AVAILABLE DATA:

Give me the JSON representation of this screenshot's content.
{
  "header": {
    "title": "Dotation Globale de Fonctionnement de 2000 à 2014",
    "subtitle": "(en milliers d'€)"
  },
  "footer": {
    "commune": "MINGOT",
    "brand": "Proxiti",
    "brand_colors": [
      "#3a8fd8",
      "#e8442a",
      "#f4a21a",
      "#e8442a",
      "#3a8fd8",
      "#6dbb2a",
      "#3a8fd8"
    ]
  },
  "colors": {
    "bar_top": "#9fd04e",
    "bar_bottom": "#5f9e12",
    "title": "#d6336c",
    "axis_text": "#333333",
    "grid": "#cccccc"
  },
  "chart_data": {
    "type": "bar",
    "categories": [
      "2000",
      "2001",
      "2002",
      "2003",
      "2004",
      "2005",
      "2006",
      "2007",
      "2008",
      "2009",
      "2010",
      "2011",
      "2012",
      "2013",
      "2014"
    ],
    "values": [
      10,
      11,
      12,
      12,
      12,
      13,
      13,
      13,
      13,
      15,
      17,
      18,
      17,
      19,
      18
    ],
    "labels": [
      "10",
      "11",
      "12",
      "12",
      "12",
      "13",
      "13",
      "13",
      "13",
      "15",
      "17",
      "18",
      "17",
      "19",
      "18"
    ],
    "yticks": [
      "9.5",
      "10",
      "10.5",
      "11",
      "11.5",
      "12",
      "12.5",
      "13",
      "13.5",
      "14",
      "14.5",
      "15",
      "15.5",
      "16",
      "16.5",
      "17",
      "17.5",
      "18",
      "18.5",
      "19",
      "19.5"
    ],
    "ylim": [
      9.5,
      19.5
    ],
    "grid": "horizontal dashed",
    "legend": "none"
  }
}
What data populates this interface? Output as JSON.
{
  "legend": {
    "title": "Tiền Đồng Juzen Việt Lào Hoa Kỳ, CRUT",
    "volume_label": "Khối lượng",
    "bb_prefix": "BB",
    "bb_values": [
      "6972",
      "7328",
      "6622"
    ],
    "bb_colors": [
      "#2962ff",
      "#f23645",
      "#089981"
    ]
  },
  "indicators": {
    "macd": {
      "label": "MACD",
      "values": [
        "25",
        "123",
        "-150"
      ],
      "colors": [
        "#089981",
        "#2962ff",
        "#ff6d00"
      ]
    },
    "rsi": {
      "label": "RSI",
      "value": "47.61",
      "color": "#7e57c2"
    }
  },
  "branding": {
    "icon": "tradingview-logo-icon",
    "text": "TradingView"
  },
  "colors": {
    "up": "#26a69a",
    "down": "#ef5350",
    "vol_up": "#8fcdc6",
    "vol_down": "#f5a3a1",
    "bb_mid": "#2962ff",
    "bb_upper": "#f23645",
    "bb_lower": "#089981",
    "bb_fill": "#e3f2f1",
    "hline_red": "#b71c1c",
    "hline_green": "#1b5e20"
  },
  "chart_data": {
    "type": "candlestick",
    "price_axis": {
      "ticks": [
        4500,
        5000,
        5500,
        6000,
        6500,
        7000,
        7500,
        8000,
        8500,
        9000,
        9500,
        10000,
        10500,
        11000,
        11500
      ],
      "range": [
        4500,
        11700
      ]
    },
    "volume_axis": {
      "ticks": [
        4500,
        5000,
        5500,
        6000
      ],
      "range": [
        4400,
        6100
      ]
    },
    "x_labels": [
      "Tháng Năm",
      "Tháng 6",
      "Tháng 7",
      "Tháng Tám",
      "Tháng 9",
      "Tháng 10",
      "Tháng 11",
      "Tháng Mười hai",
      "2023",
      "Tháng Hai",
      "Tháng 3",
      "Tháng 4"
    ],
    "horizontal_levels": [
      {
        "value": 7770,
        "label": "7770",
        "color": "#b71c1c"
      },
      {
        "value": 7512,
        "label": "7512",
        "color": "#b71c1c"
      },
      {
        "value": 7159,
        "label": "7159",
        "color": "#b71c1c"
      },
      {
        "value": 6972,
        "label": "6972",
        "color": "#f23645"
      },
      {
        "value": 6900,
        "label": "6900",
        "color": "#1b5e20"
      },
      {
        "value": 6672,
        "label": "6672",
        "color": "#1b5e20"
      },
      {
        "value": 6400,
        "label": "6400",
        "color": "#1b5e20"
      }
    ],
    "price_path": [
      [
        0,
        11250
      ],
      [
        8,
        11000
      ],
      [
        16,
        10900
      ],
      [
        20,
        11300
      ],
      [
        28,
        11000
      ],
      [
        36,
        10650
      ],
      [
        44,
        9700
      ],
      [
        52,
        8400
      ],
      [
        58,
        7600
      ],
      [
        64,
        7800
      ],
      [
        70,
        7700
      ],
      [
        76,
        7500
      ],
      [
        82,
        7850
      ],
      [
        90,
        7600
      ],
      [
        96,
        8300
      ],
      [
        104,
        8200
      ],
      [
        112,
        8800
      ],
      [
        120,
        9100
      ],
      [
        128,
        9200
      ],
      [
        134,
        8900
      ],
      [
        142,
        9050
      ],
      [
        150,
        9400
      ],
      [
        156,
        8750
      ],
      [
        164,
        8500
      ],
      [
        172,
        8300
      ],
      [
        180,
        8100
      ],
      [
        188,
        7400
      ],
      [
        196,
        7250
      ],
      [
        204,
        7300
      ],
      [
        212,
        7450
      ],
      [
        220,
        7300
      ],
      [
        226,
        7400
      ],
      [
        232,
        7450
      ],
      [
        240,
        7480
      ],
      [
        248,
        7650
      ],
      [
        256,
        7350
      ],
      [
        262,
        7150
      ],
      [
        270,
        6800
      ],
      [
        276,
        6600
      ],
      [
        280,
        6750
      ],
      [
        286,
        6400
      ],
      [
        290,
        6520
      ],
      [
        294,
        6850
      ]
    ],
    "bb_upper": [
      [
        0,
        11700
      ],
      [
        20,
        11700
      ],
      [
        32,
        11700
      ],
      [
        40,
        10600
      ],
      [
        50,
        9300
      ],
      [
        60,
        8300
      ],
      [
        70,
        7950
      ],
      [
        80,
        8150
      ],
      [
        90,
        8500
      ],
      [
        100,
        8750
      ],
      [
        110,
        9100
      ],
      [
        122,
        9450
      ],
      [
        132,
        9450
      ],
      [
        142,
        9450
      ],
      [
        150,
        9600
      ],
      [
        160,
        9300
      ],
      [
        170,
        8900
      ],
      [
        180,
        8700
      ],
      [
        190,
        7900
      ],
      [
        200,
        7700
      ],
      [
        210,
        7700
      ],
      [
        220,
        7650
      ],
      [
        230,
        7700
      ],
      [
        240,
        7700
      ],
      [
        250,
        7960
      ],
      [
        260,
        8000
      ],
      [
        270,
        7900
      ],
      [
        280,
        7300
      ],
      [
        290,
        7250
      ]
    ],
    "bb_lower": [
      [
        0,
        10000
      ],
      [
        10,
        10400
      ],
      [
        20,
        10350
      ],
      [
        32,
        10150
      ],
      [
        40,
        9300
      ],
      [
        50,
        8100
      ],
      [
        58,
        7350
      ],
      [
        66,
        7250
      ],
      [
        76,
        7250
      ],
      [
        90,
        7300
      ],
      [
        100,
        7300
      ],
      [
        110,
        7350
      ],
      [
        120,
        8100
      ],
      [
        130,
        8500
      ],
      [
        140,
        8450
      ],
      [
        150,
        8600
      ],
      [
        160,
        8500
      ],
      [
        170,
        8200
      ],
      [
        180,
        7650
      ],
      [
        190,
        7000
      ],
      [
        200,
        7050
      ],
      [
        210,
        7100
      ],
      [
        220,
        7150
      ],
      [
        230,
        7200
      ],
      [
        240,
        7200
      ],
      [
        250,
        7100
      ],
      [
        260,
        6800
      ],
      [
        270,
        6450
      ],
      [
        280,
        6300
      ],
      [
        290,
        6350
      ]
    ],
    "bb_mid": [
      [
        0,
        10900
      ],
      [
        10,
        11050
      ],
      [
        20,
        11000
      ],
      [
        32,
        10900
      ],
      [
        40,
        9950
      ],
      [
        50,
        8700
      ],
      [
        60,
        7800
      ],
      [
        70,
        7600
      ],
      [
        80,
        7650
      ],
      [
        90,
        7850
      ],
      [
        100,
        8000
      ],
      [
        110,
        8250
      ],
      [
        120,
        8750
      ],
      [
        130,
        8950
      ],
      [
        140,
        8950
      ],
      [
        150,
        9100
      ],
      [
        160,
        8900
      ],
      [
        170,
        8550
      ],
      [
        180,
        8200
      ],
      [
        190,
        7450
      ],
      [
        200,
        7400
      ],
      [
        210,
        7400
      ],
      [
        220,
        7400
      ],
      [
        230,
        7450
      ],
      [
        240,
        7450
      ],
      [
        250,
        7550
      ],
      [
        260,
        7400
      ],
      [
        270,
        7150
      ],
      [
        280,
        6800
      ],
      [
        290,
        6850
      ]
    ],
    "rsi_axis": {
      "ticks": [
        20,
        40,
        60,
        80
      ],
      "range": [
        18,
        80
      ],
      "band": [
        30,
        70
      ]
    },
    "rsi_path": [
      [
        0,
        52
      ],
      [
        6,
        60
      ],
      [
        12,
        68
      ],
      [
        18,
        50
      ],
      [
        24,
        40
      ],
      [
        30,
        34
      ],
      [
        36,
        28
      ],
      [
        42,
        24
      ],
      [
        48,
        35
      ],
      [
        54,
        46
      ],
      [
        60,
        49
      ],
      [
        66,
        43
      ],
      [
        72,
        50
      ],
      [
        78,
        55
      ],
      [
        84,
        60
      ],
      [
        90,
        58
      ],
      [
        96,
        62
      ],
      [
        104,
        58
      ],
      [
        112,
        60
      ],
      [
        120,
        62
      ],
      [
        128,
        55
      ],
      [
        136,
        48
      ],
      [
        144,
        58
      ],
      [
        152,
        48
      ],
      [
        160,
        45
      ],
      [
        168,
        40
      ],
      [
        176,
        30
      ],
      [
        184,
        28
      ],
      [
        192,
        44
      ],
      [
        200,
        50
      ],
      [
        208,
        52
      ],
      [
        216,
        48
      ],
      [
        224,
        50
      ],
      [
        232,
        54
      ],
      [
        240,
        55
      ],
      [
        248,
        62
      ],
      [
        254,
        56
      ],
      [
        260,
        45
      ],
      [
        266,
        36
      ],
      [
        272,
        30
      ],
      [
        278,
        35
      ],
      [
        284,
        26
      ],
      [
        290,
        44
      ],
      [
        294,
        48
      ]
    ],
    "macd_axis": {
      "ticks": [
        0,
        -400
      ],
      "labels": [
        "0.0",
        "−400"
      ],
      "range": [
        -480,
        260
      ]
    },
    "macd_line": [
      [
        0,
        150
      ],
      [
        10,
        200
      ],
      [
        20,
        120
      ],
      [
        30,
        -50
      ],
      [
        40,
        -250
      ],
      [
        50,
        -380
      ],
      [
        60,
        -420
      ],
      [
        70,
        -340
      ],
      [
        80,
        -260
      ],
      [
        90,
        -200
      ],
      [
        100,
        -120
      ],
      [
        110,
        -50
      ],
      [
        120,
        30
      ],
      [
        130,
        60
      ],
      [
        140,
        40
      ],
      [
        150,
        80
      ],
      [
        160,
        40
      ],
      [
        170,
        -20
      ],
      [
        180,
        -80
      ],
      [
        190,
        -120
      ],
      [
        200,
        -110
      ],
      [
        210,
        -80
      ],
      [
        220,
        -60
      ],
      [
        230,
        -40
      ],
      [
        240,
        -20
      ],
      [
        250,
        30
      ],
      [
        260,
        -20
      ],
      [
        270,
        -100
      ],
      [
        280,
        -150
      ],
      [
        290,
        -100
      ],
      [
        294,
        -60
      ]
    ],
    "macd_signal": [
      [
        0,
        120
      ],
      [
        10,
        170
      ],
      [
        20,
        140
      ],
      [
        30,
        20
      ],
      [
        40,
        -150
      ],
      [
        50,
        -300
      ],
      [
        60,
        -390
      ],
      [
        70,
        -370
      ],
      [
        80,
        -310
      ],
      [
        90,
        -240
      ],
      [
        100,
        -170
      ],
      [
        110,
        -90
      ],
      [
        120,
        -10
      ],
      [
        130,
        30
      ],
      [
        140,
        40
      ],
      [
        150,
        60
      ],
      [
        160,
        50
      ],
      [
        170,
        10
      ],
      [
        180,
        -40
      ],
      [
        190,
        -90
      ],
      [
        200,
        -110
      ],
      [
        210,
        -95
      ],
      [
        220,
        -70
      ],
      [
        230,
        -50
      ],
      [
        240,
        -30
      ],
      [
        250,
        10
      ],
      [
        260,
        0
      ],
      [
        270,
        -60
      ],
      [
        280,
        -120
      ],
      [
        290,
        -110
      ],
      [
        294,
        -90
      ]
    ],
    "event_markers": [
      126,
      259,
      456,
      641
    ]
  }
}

EXERCISE TASK:
Scan the material above. Copy each line that holds the word "grid".

RESPONSE TO THIS TASK:
    "grid": "#cccccc"
    "grid": "horizontal dashed",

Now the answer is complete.